**What is asked:**
Would you return all of this data exactly, leaving nothing out?

**Source records:**
====

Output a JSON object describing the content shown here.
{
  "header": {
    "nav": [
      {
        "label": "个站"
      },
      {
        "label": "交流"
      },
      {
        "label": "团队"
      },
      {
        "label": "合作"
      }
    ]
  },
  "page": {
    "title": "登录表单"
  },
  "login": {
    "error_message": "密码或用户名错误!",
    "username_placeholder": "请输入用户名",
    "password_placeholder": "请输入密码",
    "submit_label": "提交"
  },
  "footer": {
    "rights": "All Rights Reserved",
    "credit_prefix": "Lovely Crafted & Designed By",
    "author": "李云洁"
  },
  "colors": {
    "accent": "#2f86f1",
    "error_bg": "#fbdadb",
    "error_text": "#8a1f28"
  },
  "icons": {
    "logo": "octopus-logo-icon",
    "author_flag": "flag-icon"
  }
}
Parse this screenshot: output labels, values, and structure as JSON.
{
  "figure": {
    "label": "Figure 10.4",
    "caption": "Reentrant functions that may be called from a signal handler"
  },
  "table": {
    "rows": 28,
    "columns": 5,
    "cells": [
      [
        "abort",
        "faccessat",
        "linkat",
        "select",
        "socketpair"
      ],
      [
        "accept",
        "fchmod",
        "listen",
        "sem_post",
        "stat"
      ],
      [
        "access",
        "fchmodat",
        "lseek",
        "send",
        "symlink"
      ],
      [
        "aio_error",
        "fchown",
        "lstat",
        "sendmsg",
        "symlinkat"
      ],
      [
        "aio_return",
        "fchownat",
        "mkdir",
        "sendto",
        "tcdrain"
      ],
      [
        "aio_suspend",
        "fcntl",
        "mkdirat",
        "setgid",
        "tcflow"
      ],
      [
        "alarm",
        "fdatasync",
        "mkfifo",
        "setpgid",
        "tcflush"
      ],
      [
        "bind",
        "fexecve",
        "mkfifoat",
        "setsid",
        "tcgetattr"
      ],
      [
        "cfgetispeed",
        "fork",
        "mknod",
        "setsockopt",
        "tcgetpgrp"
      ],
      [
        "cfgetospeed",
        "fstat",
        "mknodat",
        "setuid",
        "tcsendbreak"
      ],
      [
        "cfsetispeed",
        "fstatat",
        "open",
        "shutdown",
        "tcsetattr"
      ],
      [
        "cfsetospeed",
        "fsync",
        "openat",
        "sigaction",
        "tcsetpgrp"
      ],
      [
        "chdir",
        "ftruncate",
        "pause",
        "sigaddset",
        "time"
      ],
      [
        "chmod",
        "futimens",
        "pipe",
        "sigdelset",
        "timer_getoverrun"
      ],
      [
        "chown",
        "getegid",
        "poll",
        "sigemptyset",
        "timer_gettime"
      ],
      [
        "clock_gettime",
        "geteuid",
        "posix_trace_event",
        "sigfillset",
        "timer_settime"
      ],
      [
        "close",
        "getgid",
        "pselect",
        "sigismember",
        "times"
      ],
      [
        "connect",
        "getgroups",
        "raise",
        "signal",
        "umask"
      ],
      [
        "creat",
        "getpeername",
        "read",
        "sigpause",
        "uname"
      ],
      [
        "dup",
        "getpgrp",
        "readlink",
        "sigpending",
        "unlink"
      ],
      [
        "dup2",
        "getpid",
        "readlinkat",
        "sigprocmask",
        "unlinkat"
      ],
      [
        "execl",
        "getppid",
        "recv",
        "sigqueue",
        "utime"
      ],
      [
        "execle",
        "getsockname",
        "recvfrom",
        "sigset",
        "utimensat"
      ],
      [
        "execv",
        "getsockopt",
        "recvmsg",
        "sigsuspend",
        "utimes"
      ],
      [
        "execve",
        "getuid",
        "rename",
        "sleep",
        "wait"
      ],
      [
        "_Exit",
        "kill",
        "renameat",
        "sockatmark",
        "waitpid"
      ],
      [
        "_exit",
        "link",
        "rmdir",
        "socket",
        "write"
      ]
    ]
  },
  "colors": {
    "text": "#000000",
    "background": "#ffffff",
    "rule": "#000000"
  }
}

====

**Written solution:**
Output a JSON object describing the content shown here.
{
  "header": {
    "nav": [
      {
        "label": "个站"
      },
      {
        "label": "交流"
      },
      {
        "label": "团队"
      },
      {
        "label": "合作"
      }
    ]
  },
  "page": {
    "title": "登录表单"
  },
  "login": {
    "error_message": "密码或用户名错误!",
    "username_placeholder": "请输入用户名",
    "password_placeholder": "请输入密码",
    "submit_label": "提交"
  },
  "footer": {
    "rights": "All Rights Reserved",
    "credit_prefix": "Lovely Crafted & Designed By",
    "author": "李云洁"
  },
  "colors": {
    "accent": "#2f86f1",
    "error_bg": "#fbdadb",
    "error_text": "#8a1f28"
  },
  "icons": {
    "logo": "octopus-logo-icon",
    "author_flag": "flag-icon"
  }
}
Parse this screenshot: output labels, values, and structure as JSON.
{
  "figure": {
    "label": "Figure 10.4",
    "caption": "Reentrant functions that may be called from a signal handler"
  },
  "table": {
    "rows": 28,
    "columns": 5,
    "cells": [
      [
        "abort",
        "faccessat",
        "linkat",
        "select",
        "socketpair"
      ],
      [
        "accept",
        "fchmod",
        "listen",
        "sem_post",
        "stat"
      ],
      [
        "access",
        "fchmodat",
        "lseek",
        "send",
        "symlink"
      ],
      [
        "aio_error",
        "fchown",
        "lstat",
        "sendmsg",
        "symlinkat"
      ],
      [
        "aio_return",
        "fchownat",
        "mkdir",
        "sendto",
        "tcdrain"
      ],
      [
        "aio_suspend",
        "fcntl",
        "mkdirat",
        "setgid",
        "tcflow"
      ],
      [
        "alarm",
        "fdatasync",
        "mkfifo",
        "setpgid",
        "tcflush"
      ],
      [
        "bind",
        "fexecve",
        "mkfifoat",
        "setsid",
        "tcgetattr"
      ],
      [
        "cfgetispeed",
        "fork",
        "mknod",
        "setsockopt",
        "tcgetpgrp"
      ],
      [
        "cfgetospeed",
        "fstat",
        "mknodat",
        "setuid",
        "tcsendbreak"
      ],
      [
        "cfsetispeed",
        "fstatat",
        "open",
        "shutdown",
        "tcsetattr"
      ],
      [
        "cfsetospeed",
        "fsync",
        "openat",
        "sigaction",
        "tcsetpgrp"
      ],
      [
        "chdir",
        "ftruncate",
        "pause",
        "sigaddset",
        "time"
      ],
      [
        "chmod",
        "futimens",
        "pipe",
        "sigdelset",
        "timer_getoverrun"
      ],
      [
        "chown",
        "getegid",
        "poll",
        "sigemptyset",
        "timer_gettime"
      ],
      [
        "clock_gettime",
        "geteuid",
        "posix_trace_event",
        "sigfillset",
        "timer_settime"
      ],
      [
        "close",
        "getgid",
        "pselect",
        "sigismember",
        "times"
      ],
      [
        "connect",
        "getgroups",
        "raise",
        "signal",
        "umask"
      ],
      [
        "creat",
        "getpeername",
        "read",
        "sigpause",
        "uname"
      ],
      [
        "dup",
        "getpgrp",
        "readlink",
        "sigpending",
        "unlink"
      ],
      [
        "dup2",
        "getpid",
        "readlinkat",
        "sigprocmask",
        "unlinkat"
      ],
      [
        "execl",
        "getppid",
        "recv",
        "sigqueue",
        "utime"
      ],
      [
        "execle",
        "getsockname",
        "recvfrom",
        "sigset",
        "utimensat"
      ],
      [
        "execv",
        "getsockopt",
        "recvmsg",
        "sigsuspend",
        "utimes"
      ],
      [
        "execve",
        "getuid",
        "rename",
        "sleep",
        "wait"
      ],
      [
        "_Exit",
        "kill",
        "renameat",
        "sockatmark",
        "waitpid"
      ],
      [
        "_exit",
        "link",
        "rmdir",
        "socket",
        "write"
      ]
    ]
  },
  "colors": {
    "text": "#000000",
    "background": "#ffffff",
    "rule": "#000000"
  }
}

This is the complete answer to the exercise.